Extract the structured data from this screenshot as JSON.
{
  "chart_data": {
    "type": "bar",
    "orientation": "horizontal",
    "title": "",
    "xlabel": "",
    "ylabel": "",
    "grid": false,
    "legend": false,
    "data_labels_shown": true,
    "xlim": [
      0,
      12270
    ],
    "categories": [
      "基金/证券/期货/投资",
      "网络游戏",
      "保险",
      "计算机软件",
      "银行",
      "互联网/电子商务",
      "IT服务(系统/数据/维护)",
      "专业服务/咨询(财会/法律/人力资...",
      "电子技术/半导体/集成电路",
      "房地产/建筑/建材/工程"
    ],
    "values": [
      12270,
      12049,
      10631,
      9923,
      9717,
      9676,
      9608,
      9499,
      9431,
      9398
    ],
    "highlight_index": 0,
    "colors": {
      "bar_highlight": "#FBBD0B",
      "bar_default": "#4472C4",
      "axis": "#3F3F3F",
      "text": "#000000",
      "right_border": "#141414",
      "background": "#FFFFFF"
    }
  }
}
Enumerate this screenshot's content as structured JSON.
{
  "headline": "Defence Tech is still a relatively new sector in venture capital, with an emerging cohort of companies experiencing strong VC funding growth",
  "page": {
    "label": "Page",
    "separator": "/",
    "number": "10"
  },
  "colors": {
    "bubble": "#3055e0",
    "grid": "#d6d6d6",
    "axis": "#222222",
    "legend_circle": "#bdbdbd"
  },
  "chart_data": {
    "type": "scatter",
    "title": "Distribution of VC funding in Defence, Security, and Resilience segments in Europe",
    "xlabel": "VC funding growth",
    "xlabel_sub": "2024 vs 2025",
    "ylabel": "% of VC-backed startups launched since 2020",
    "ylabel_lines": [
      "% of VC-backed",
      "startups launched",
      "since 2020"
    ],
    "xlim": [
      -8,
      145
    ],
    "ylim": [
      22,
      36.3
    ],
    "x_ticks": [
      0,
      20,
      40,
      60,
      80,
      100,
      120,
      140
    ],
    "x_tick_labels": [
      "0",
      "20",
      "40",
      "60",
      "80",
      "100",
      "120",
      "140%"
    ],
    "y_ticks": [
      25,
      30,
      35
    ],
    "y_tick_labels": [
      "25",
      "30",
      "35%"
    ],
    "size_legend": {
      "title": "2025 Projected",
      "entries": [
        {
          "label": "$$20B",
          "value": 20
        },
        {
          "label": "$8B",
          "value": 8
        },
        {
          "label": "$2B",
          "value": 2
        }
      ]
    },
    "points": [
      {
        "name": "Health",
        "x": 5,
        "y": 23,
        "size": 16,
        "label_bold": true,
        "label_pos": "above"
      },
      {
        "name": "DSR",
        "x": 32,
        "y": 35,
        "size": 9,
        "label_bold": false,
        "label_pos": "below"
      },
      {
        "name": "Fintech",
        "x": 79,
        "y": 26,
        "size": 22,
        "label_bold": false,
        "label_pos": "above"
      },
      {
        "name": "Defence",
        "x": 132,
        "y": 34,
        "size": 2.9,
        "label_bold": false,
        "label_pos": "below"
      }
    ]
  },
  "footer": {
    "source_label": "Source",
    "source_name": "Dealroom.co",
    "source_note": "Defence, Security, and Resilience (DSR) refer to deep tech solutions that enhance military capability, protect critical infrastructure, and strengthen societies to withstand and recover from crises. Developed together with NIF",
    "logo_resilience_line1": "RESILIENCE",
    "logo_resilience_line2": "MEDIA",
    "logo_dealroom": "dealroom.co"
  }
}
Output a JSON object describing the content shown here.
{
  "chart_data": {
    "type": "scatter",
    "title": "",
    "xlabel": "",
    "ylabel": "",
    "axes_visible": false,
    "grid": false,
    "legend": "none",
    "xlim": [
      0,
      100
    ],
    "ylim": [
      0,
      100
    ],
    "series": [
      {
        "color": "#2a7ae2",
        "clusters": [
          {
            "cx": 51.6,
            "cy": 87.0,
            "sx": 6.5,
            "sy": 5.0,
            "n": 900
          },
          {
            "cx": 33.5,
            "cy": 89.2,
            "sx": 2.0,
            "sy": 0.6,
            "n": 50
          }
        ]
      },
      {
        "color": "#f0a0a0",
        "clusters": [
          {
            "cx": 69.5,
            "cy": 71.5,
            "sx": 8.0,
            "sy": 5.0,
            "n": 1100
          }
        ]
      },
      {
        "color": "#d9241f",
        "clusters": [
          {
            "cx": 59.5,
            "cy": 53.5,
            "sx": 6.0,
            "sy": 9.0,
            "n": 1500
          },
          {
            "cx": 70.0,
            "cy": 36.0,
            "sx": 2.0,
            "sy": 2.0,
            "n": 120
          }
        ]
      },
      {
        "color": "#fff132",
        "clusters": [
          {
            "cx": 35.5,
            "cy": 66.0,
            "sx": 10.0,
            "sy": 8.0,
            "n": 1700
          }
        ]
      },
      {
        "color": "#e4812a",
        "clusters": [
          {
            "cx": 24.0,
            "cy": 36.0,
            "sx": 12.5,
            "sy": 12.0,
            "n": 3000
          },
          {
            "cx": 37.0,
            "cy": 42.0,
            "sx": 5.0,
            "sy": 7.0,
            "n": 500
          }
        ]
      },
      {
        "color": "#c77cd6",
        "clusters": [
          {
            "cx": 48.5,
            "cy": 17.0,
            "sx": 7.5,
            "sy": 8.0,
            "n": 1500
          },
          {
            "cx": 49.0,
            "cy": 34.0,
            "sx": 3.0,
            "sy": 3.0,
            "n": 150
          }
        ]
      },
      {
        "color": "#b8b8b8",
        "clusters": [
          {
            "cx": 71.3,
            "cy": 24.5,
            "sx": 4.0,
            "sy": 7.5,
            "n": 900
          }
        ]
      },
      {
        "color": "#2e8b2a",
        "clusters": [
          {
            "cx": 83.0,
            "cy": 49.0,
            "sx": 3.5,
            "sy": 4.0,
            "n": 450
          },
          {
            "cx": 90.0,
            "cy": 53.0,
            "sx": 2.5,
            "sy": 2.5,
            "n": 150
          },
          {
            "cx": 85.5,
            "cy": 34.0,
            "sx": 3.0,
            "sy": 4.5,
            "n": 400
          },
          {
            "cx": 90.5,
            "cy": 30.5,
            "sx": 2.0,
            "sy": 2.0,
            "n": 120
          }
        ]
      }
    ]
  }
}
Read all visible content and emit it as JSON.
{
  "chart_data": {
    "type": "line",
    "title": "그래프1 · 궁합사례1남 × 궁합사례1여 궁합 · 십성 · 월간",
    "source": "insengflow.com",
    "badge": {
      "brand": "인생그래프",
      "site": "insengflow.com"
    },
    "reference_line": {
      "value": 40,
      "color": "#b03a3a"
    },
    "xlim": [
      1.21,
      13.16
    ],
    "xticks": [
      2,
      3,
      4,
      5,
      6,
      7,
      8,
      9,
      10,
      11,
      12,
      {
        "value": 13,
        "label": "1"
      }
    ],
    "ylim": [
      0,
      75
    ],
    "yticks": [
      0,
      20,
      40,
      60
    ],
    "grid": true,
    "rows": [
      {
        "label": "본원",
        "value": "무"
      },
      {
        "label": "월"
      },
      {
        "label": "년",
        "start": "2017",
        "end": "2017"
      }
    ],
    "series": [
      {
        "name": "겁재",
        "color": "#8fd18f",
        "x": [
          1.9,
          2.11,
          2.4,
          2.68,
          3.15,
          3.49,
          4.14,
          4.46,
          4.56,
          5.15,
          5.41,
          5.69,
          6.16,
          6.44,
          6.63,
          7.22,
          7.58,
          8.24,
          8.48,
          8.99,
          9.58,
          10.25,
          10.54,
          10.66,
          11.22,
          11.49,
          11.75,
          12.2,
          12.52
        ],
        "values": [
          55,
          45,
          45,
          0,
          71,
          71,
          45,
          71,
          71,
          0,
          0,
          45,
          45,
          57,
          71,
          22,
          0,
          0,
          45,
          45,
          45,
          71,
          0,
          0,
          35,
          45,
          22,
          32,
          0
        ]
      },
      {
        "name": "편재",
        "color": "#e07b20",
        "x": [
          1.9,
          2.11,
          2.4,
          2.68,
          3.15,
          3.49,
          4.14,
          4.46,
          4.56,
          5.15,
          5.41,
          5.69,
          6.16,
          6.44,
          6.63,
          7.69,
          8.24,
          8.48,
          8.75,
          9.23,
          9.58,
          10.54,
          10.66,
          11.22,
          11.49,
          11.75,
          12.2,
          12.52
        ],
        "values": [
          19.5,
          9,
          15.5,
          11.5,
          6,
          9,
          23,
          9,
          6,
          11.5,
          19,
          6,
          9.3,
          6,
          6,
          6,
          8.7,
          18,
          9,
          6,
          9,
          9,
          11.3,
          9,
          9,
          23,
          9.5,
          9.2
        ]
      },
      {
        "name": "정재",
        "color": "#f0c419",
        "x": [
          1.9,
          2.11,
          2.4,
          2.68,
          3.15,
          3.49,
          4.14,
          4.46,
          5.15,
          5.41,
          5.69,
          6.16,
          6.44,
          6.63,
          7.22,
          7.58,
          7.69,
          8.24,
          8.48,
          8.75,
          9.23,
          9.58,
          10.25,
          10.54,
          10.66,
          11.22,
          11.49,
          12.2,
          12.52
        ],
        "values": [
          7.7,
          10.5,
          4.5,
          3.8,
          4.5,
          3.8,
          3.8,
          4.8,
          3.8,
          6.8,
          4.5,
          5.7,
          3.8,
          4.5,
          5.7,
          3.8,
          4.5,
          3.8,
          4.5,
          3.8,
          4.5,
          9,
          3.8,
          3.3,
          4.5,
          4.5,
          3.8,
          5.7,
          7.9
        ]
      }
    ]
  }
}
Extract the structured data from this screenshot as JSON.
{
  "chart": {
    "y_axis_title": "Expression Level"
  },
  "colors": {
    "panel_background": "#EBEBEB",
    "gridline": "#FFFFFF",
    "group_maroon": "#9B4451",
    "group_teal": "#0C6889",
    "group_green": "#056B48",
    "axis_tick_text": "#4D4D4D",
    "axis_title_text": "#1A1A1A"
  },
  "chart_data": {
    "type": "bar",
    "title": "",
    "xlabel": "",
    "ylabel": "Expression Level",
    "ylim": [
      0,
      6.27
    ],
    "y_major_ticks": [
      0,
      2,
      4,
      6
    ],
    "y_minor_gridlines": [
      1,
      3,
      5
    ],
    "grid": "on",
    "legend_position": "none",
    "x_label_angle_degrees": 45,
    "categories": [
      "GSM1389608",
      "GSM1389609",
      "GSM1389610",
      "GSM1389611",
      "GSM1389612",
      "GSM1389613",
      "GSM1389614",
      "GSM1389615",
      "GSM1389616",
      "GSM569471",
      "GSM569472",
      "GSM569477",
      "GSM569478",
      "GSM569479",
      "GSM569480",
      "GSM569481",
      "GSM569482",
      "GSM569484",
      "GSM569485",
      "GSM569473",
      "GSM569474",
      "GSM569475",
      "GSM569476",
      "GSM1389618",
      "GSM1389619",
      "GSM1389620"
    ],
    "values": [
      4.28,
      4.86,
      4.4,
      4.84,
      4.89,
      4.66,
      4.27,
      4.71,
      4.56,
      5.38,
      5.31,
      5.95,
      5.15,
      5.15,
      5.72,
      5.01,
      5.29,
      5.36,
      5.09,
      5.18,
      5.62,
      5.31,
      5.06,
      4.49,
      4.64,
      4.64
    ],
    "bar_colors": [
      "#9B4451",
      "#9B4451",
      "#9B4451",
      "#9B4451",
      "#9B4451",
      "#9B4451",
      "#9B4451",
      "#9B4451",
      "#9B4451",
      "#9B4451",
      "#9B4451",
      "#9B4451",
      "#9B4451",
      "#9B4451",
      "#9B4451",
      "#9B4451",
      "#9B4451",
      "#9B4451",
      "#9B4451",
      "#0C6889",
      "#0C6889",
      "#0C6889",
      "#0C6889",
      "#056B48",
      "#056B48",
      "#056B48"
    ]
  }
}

━━━

#### Aim:
Collect every line with the string "true" from the records, and copy each.

#### Result of this exercise:
    "data_labels_shown": true,
        "label_bold": true,
    "grid": true,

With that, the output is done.